▶ [Goal]
From the listing below, pull out all lines with "tham" in them.

[Start Available data]

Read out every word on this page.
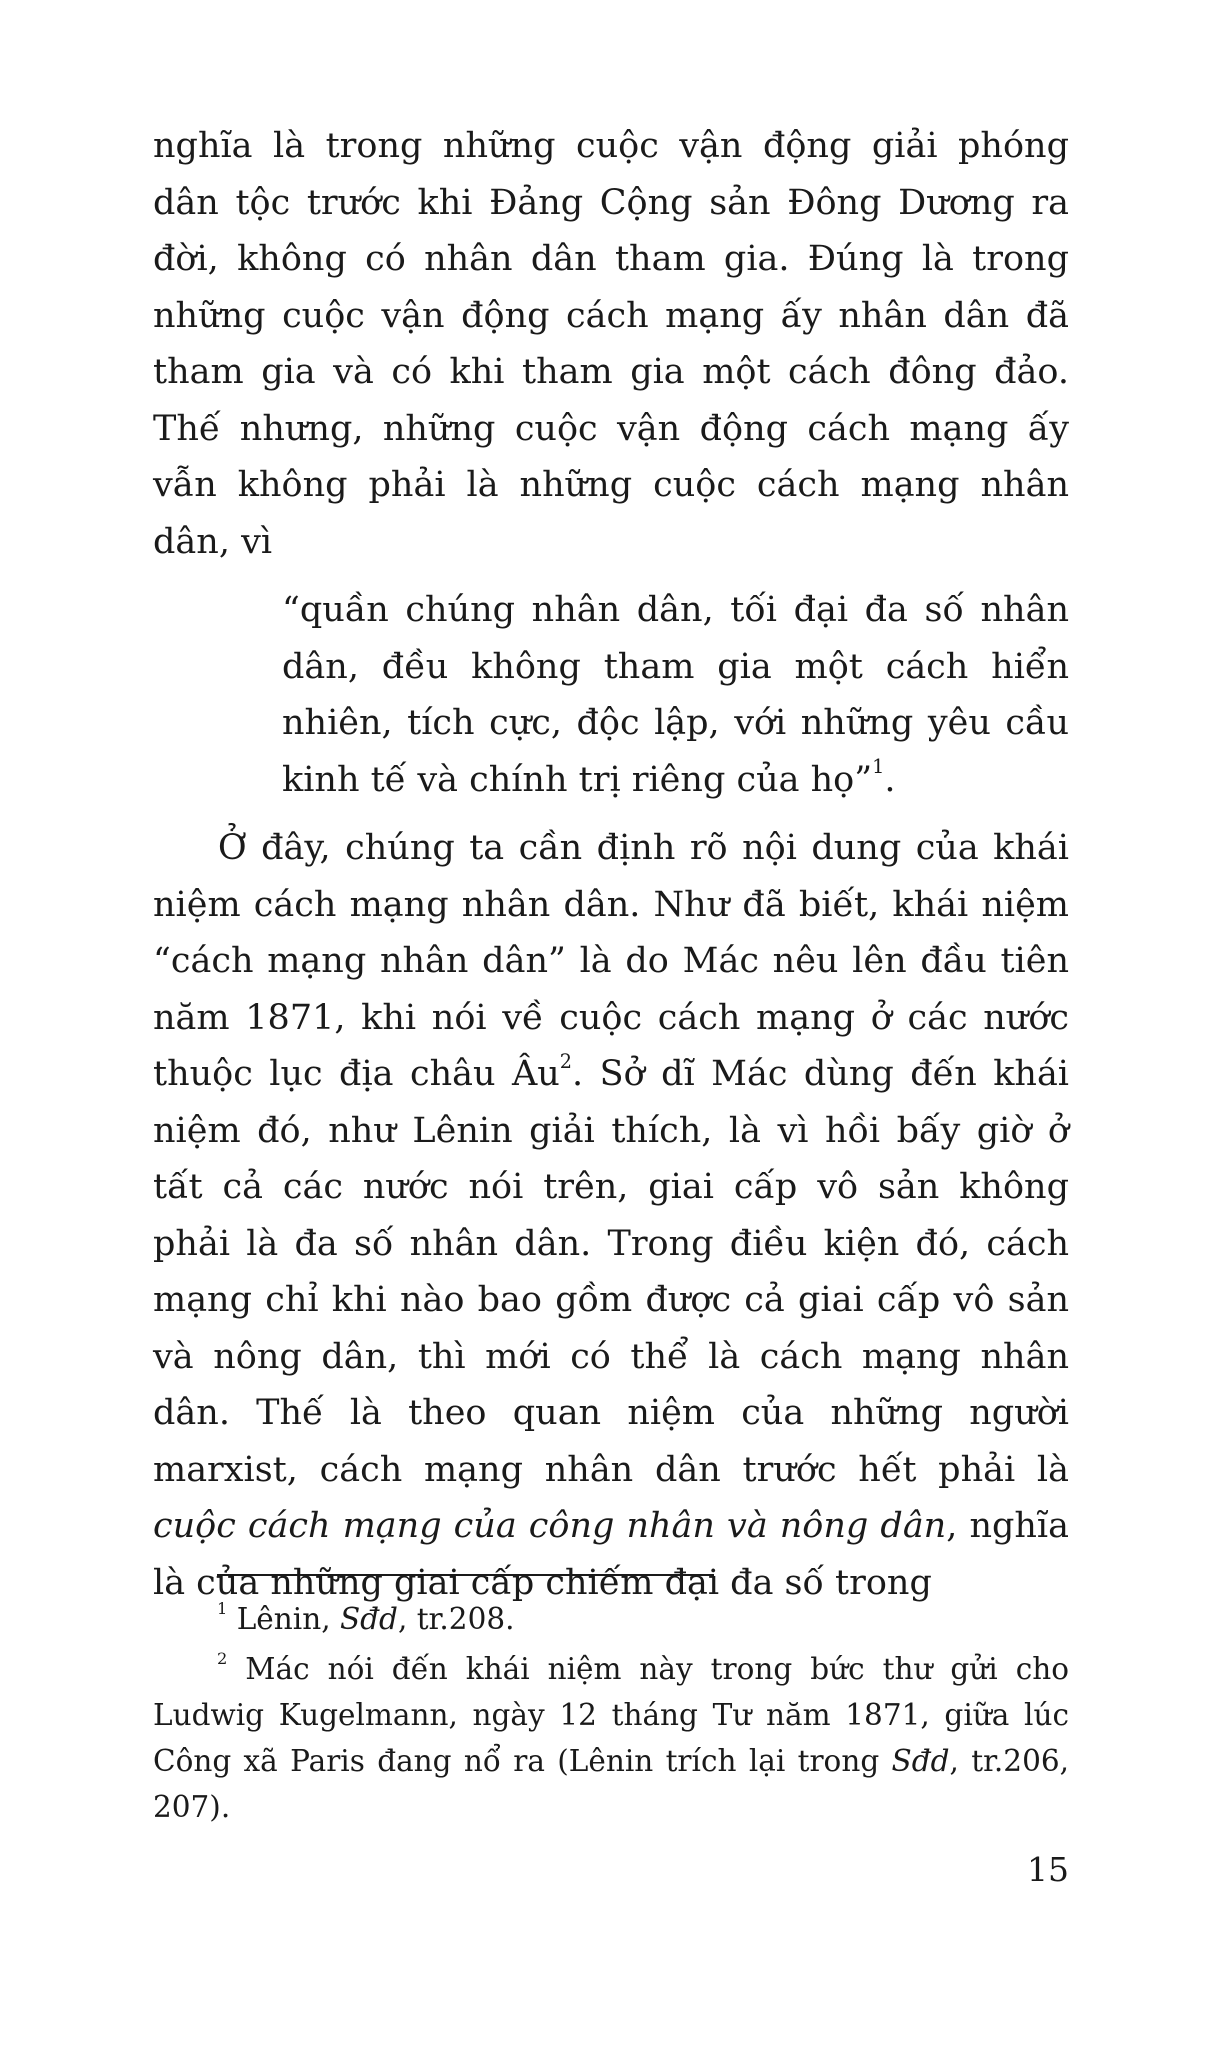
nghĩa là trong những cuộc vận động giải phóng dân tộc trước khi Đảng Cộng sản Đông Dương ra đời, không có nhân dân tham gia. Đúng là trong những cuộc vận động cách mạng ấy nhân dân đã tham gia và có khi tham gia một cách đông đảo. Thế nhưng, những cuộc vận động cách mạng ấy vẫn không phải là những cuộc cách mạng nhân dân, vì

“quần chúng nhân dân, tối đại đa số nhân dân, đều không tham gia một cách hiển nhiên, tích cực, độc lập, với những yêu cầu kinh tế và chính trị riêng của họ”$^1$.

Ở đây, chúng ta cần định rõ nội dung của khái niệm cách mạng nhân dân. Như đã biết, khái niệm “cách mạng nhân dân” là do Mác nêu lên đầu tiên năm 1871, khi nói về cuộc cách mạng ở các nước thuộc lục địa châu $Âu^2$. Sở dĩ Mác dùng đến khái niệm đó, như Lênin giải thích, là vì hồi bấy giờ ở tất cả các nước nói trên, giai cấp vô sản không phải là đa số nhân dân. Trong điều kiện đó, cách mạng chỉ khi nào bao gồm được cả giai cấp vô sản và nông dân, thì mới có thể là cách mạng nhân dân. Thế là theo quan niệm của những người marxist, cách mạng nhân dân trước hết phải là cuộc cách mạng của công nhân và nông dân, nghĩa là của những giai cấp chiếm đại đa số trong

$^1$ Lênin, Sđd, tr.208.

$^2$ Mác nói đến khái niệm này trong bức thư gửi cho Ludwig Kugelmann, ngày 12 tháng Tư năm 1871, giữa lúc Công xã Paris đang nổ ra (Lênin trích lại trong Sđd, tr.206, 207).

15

[End Available data]

▶ [Response to this exercise]
nghĩa là trong những cuộc vận động giải phóng dân tộc trước khi Đảng Cộng sản Đông Dương ra đời, không có nhân dân tham gia. Đúng là trong những cuộc vận động cách mạng ấy nhân dân đã tham gia và có khi tham gia một cách đông đảo. Thế nhưng, những cuộc vận động cách mạng ấy vẫn không phải là những cuộc cách mạng nhân dân, vì
“quần chúng nhân dân, tối đại đa số nhân dân, đều không tham gia một cách hiển nhiên, tích cực, độc lập, với những yêu cầu kinh tế và chính trị riêng của họ”$^1$.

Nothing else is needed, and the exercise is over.